- **Short task**:
Take the entries that follow and return only the lines from the one with "Transcribe the text in this document." through the final line, leaving every picture behind.

· · · · ·

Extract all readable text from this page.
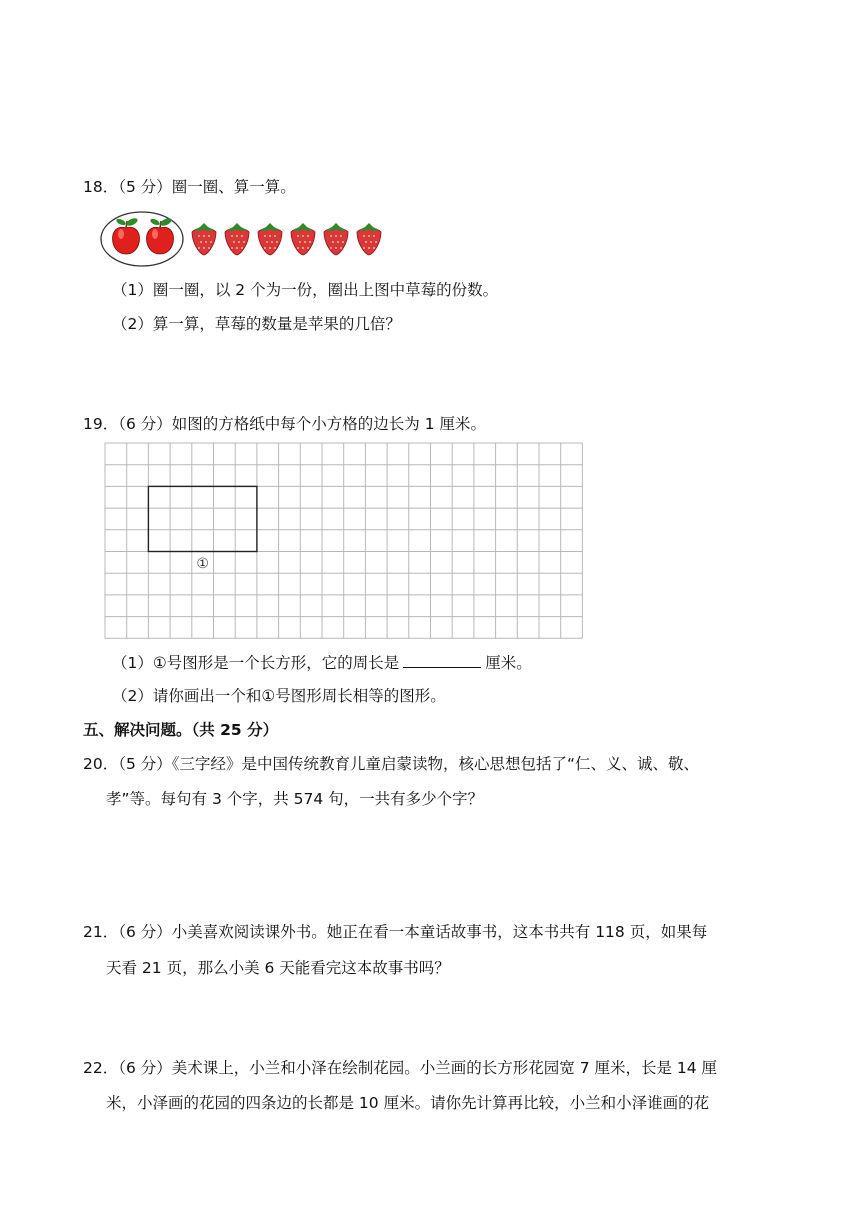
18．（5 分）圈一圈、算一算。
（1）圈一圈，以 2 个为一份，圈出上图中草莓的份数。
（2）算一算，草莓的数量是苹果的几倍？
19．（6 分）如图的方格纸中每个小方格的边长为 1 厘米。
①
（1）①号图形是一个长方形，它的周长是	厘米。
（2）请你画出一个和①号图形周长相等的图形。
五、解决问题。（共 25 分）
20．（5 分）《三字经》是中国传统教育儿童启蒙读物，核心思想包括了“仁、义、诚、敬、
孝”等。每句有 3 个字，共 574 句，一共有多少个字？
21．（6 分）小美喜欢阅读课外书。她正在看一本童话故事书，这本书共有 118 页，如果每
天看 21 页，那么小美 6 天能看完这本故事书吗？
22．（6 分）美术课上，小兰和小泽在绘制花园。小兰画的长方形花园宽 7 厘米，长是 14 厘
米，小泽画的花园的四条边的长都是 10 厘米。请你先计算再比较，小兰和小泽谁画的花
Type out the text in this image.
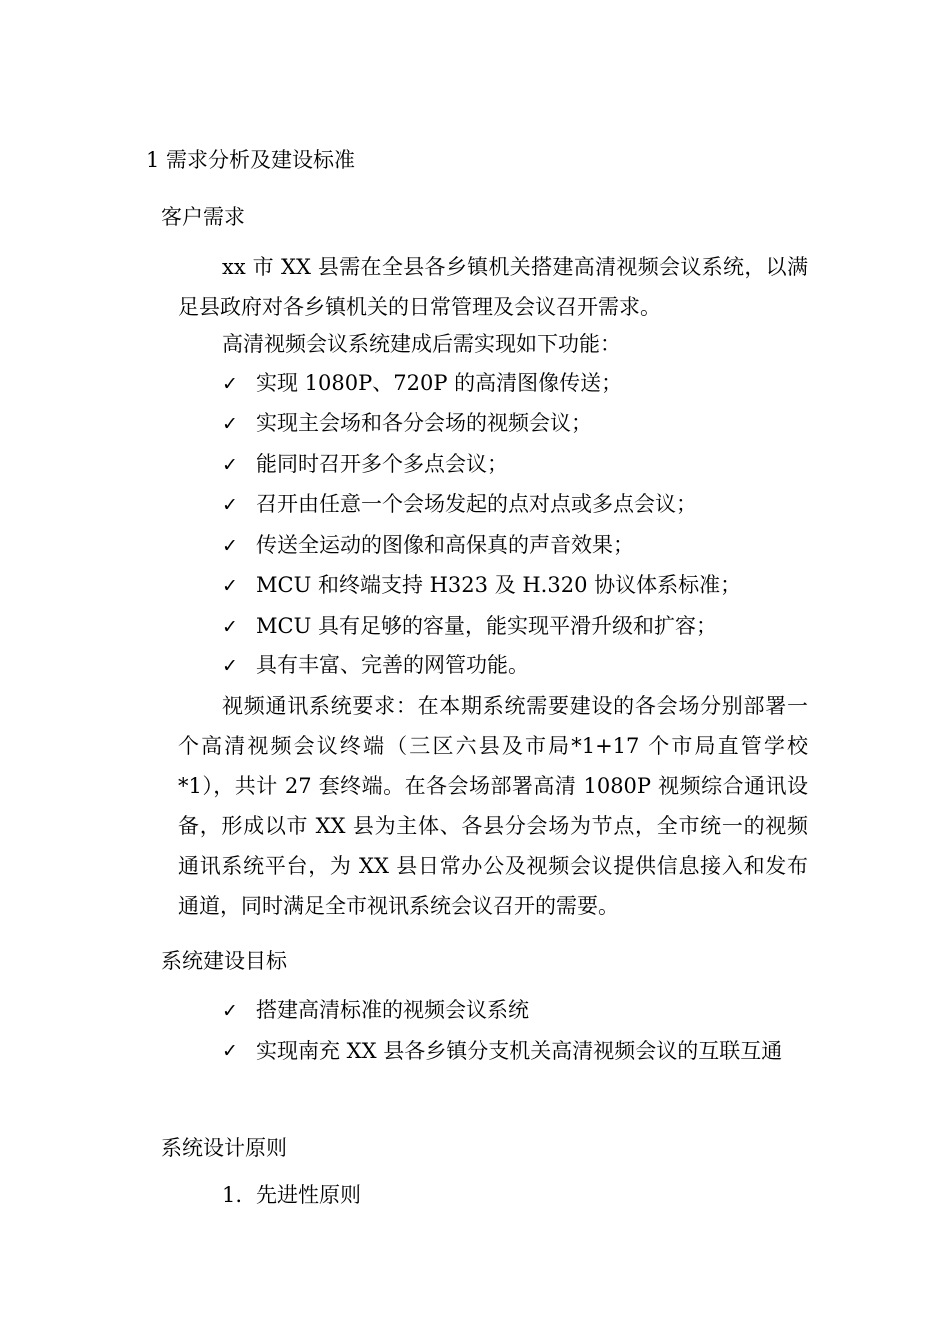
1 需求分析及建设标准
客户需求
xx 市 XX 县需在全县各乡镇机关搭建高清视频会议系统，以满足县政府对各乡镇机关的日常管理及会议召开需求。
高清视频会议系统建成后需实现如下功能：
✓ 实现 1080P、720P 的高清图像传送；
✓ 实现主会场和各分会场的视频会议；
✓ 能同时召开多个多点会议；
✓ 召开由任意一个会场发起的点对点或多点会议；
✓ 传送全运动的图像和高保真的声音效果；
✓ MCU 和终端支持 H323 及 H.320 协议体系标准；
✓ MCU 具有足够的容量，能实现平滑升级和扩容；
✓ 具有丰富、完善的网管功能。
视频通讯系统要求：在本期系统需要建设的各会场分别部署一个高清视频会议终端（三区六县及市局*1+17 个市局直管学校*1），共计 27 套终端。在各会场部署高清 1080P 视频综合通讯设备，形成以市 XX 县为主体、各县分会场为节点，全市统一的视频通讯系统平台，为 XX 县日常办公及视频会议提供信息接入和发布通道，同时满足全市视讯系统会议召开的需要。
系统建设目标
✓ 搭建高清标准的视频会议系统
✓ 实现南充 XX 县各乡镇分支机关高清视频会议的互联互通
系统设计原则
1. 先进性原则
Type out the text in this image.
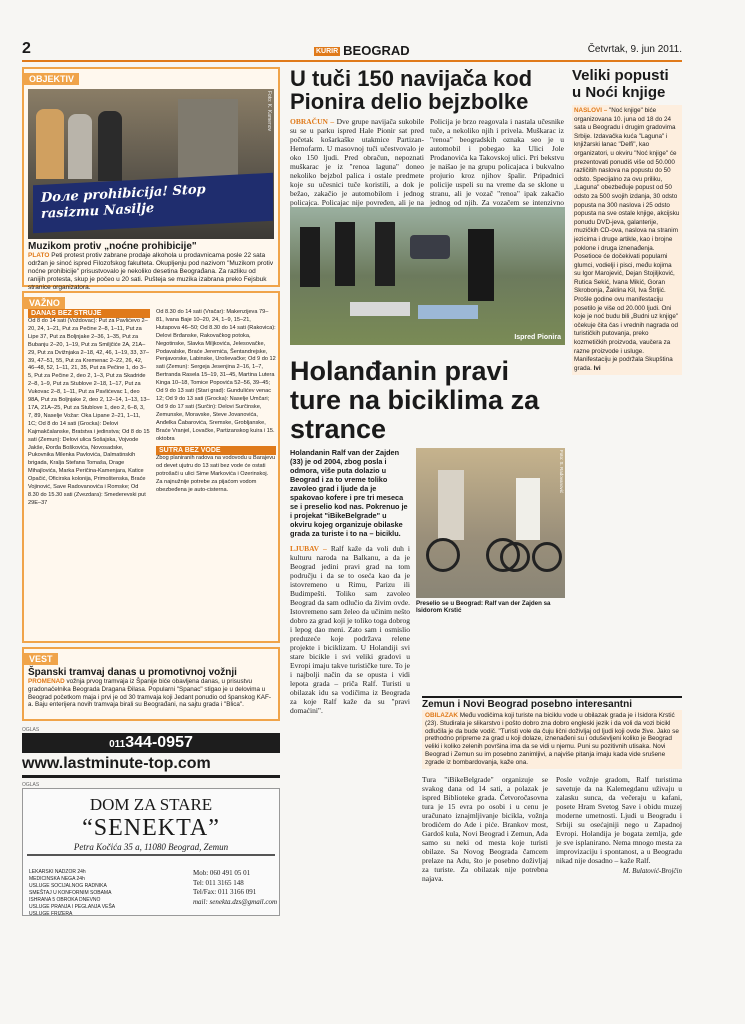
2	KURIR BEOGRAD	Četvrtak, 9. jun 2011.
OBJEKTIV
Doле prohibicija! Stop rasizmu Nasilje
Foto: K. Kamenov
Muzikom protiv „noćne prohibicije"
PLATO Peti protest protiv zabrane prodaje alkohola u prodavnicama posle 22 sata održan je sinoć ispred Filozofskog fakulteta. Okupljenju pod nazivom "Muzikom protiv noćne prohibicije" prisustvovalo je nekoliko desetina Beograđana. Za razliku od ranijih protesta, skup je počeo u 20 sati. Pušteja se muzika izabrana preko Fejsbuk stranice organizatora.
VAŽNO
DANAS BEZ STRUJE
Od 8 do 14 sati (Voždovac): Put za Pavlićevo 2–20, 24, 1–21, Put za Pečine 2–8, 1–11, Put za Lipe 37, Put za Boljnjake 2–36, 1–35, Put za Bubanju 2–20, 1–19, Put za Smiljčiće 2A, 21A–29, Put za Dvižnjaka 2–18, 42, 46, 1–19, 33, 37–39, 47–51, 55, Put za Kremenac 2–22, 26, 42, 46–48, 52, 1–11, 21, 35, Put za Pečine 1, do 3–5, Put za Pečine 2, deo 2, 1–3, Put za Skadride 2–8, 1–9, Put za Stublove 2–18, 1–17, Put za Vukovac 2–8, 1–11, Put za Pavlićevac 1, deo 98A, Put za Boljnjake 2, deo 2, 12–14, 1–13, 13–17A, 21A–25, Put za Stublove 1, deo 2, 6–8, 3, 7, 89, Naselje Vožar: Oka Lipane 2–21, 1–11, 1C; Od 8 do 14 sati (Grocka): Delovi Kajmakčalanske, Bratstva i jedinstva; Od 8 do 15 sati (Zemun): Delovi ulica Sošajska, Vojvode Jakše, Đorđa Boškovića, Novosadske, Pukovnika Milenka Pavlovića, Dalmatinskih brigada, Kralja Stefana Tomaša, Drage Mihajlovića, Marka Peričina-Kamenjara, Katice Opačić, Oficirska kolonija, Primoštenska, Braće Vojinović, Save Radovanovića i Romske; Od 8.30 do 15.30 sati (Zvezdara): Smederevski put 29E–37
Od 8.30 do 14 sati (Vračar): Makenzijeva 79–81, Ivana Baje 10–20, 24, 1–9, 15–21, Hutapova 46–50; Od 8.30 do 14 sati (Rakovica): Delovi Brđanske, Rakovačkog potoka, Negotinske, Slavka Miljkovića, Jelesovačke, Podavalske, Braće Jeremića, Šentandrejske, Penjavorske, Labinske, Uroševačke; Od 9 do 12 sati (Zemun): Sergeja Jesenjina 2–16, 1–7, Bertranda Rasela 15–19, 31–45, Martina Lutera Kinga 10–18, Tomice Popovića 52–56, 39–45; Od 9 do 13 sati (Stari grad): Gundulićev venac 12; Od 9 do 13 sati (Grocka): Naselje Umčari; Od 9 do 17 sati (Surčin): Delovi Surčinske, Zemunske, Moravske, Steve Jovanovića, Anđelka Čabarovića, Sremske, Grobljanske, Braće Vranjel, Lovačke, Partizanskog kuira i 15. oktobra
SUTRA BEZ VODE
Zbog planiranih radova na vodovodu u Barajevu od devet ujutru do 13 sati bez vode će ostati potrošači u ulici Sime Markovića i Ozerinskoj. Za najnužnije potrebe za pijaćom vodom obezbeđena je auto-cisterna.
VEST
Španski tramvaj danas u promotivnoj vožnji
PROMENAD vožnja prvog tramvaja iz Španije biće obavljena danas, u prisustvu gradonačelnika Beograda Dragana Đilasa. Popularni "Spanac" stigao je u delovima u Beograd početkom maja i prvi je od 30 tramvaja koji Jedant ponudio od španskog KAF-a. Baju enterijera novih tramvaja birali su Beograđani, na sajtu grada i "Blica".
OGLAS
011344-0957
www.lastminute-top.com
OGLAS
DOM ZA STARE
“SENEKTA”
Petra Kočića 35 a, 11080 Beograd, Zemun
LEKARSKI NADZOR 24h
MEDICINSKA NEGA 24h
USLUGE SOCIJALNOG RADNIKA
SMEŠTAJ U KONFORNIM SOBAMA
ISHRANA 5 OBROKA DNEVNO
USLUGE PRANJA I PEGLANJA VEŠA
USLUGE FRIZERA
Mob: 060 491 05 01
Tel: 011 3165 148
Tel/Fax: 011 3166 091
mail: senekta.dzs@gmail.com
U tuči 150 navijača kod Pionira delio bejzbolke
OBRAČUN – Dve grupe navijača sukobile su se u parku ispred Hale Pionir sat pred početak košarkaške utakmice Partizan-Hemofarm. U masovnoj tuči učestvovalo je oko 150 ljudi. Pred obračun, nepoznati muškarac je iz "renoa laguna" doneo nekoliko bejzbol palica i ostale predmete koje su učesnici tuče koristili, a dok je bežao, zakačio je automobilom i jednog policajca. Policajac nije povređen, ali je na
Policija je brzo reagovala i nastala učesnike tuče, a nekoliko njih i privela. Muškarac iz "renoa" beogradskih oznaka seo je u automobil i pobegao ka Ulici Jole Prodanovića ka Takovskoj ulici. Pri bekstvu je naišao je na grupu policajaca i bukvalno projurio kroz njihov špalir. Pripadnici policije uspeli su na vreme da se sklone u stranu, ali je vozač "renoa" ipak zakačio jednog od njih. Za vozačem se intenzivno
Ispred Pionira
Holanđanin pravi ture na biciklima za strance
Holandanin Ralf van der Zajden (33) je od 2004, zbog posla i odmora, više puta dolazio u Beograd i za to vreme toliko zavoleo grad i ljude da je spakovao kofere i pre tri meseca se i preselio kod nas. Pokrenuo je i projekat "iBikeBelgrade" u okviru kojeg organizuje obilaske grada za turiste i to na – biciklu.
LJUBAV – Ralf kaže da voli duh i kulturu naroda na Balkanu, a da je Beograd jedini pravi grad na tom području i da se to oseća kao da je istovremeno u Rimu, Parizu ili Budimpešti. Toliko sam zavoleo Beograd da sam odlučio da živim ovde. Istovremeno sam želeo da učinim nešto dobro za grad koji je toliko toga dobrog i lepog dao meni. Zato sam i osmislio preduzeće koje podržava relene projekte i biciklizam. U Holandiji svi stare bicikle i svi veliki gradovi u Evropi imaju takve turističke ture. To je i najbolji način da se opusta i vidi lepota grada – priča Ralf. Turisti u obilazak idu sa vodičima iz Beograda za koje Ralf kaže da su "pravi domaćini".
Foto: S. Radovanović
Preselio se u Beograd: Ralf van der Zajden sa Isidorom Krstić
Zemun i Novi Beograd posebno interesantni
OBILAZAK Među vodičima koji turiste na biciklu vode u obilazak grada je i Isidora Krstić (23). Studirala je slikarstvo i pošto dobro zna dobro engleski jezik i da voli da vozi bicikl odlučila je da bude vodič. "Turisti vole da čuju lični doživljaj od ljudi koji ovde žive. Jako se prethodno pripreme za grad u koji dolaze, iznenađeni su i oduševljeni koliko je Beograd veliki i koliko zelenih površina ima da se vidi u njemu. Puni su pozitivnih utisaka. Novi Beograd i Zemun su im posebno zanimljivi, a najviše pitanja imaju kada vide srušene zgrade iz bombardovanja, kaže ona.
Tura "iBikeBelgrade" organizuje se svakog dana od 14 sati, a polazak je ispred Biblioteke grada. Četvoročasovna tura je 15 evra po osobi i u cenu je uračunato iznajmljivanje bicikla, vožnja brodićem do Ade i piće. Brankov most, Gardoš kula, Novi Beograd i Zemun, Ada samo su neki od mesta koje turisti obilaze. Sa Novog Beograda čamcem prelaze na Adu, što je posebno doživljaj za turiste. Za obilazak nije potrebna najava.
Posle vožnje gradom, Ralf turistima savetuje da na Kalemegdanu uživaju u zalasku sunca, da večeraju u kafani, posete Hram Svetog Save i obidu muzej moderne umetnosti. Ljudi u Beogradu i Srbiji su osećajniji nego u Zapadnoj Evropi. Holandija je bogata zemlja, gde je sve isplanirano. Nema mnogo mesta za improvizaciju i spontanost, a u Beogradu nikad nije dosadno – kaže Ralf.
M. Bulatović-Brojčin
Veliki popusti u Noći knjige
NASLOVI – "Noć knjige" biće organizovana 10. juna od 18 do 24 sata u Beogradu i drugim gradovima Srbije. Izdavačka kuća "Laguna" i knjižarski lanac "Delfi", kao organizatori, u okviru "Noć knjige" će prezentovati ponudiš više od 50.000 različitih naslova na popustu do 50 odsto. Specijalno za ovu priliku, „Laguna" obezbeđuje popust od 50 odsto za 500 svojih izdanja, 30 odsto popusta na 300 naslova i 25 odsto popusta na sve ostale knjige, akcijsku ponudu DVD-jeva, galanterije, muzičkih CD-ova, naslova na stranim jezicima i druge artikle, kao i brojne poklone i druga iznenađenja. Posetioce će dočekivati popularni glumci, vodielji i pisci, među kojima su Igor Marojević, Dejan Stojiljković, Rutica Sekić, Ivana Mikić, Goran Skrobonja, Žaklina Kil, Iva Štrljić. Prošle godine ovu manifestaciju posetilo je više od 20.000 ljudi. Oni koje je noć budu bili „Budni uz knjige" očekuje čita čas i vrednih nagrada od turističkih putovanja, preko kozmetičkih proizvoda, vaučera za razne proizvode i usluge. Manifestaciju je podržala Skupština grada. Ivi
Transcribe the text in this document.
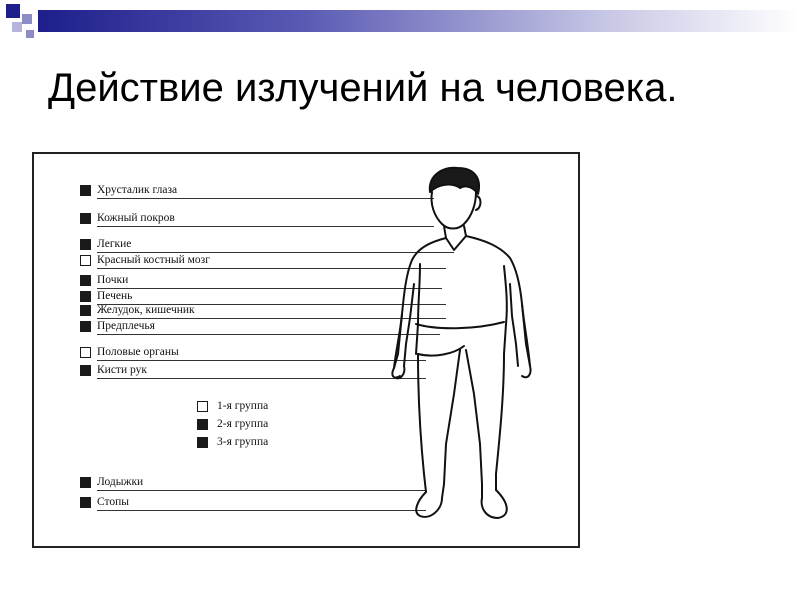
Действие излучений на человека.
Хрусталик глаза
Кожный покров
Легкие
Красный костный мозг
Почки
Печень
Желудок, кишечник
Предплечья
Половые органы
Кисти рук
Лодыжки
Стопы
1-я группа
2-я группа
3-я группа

· · · · ·

- **Answer to the task**:
Transcribe the text in this document.
Действие излучений на человека.
Хрусталик глаза
Кожный покров
Легкие
Красный костный мозг
Почки
Печень
Желудок, кишечник
Предплечья
Половые органы
Кисти рук
Лодыжки
Стопы
1-я группа
2-я группа
3-я группа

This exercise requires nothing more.